What you are asked to do » Extract every record, exactly as written, and ignore the pictures.

Dataset records »

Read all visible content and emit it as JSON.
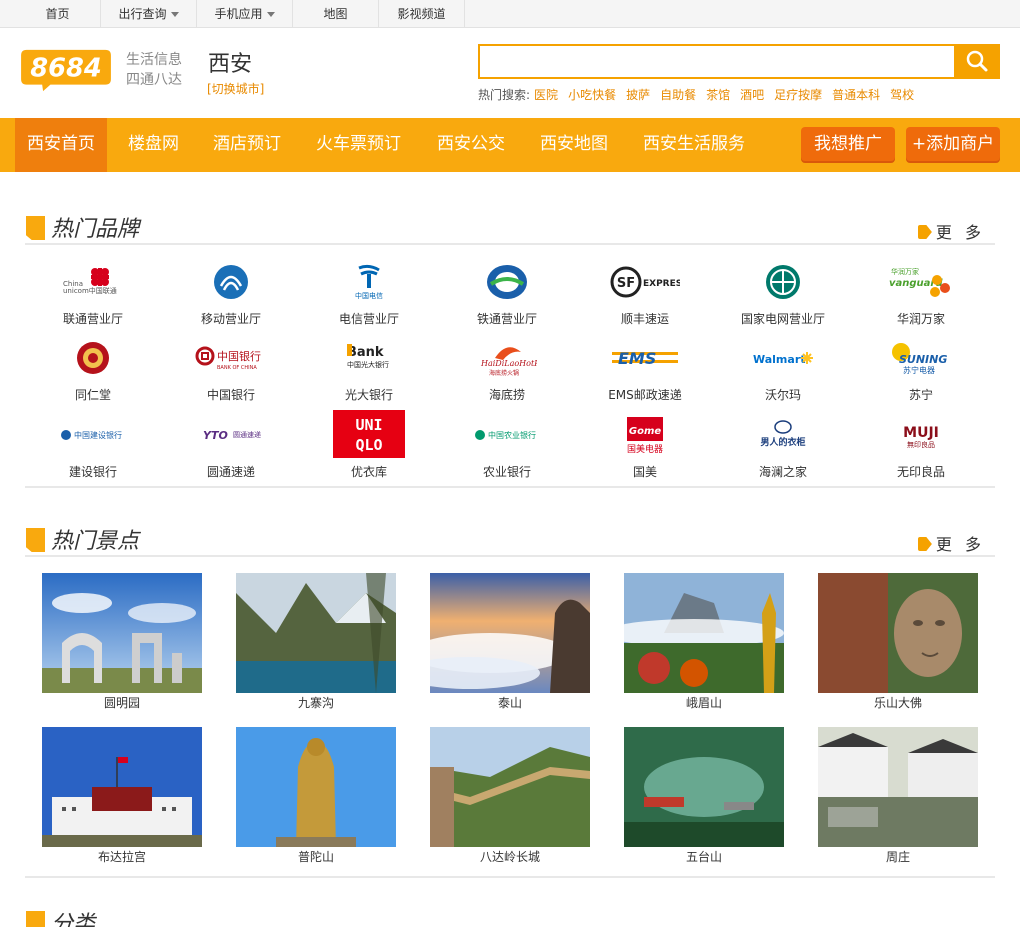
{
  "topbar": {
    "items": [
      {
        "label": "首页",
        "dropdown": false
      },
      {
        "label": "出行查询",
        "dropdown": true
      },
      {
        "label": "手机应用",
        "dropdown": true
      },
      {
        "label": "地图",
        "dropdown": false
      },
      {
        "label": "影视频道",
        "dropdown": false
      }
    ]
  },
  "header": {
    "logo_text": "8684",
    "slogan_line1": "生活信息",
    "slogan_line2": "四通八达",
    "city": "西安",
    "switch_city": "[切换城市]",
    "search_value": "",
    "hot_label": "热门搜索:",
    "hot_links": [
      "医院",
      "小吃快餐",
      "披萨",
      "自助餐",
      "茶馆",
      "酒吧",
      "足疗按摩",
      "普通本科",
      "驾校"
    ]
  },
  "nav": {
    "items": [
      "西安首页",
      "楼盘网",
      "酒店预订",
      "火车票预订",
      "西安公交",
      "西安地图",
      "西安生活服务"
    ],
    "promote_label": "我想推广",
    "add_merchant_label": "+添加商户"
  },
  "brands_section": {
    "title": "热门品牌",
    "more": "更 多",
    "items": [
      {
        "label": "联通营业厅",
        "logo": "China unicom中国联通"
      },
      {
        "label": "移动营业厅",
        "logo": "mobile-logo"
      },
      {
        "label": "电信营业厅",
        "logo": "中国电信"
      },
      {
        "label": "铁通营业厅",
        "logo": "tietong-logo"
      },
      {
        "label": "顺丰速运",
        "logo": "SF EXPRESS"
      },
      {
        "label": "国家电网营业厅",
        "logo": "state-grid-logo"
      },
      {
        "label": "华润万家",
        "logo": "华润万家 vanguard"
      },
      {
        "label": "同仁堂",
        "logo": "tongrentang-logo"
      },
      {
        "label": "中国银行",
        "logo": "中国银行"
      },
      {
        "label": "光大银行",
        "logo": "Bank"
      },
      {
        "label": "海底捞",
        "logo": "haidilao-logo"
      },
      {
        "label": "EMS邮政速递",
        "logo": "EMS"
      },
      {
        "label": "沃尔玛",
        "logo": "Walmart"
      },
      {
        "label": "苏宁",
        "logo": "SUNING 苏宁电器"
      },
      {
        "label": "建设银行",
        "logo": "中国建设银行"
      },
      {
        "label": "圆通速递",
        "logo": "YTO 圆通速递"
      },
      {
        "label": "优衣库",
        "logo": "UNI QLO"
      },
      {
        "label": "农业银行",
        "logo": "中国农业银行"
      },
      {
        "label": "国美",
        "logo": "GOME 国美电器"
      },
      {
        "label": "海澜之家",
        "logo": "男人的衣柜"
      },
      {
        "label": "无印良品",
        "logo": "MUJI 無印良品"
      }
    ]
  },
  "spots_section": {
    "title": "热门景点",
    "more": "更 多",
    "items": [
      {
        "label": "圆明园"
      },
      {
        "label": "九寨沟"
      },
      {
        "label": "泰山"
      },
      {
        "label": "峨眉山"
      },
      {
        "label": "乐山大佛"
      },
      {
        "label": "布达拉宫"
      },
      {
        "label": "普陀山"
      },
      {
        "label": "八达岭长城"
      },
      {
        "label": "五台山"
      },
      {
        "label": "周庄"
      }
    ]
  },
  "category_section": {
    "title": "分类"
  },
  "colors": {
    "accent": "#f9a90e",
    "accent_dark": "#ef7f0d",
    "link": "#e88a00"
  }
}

Complete answer »
Read all visible content and emit it as JSON.
{
  "topbar": {
    "items": [
      {
        "label": "首页",
        "dropdown": false
      },
      {
        "label": "出行查询",
        "dropdown": true
      },
      {
        "label": "手机应用",
        "dropdown": true
      },
      {
        "label": "地图",
        "dropdown": false
      },
      {
        "label": "影视频道",
        "dropdown": false
      }
    ]
  },
  "header": {
    "logo_text": "8684",
    "slogan_line1": "生活信息",
    "slogan_line2": "四通八达",
    "city": "西安",
    "switch_city": "[切换城市]",
    "search_value": "",
    "hot_label": "热门搜索:",
    "hot_links": [
      "医院",
      "小吃快餐",
      "披萨",
      "自助餐",
      "茶馆",
      "酒吧",
      "足疗按摩",
      "普通本科",
      "驾校"
    ]
  },
  "nav": {
    "items": [
      "西安首页",
      "楼盘网",
      "酒店预订",
      "火车票预订",
      "西安公交",
      "西安地图",
      "西安生活服务"
    ],
    "promote_label": "我想推广",
    "add_merchant_label": "+添加商户"
  },
  "brands_section": {
    "title": "热门品牌",
    "more": "更 多",
    "items": [
      {
        "label": "联通营业厅",
        "logo": "China unicom中国联通"
      },
      {
        "label": "移动营业厅",
        "logo": "mobile-logo"
      },
      {
        "label": "电信营业厅",
        "logo": "中国电信"
      },
      {
        "label": "铁通营业厅",
        "logo": "tietong-logo"
      },
      {
        "label": "顺丰速运",
        "logo": "SF EXPRESS"
      },
      {
        "label": "国家电网营业厅",
        "logo": "state-grid-logo"
      },
      {
        "label": "华润万家",
        "logo": "华润万家 vanguard"
      },
      {
        "label": "同仁堂",
        "logo": "tongrentang-logo"
      },
      {
        "label": "中国银行",
        "logo": "中国银行"
      },
      {
        "label": "光大银行",
        "logo": "Bank"
      },
      {
        "label": "海底捞",
        "logo": "haidilao-logo"
      },
      {
        "label": "EMS邮政速递",
        "logo": "EMS"
      },
      {
        "label": "沃尔玛",
        "logo": "Walmart"
      },
      {
        "label": "苏宁",
        "logo": "SUNING 苏宁电器"
      },
      {
        "label": "建设银行",
        "logo": "中国建设银行"
      },
      {
        "label": "圆通速递",
        "logo": "YTO 圆通速递"
      },
      {
        "label": "优衣库",
        "logo": "UNI QLO"
      },
      {
        "label": "农业银行",
        "logo": "中国农业银行"
      },
      {
        "label": "国美",
        "logo": "GOME 国美电器"
      },
      {
        "label": "海澜之家",
        "logo": "男人的衣柜"
      },
      {
        "label": "无印良品",
        "logo": "MUJI 無印良品"
      }
    ]
  },
  "spots_section": {
    "title": "热门景点",
    "more": "更 多",
    "items": [
      {
        "label": "圆明园"
      },
      {
        "label": "九寨沟"
      },
      {
        "label": "泰山"
      },
      {
        "label": "峨眉山"
      },
      {
        "label": "乐山大佛"
      },
      {
        "label": "布达拉宫"
      },
      {
        "label": "普陀山"
      },
      {
        "label": "八达岭长城"
      },
      {
        "label": "五台山"
      },
      {
        "label": "周庄"
      }
    ]
  },
  "category_section": {
    "title": "分类"
  },
  "colors": {
    "accent": "#f9a90e",
    "accent_dark": "#ef7f0d",
    "link": "#e88a00"
  }
}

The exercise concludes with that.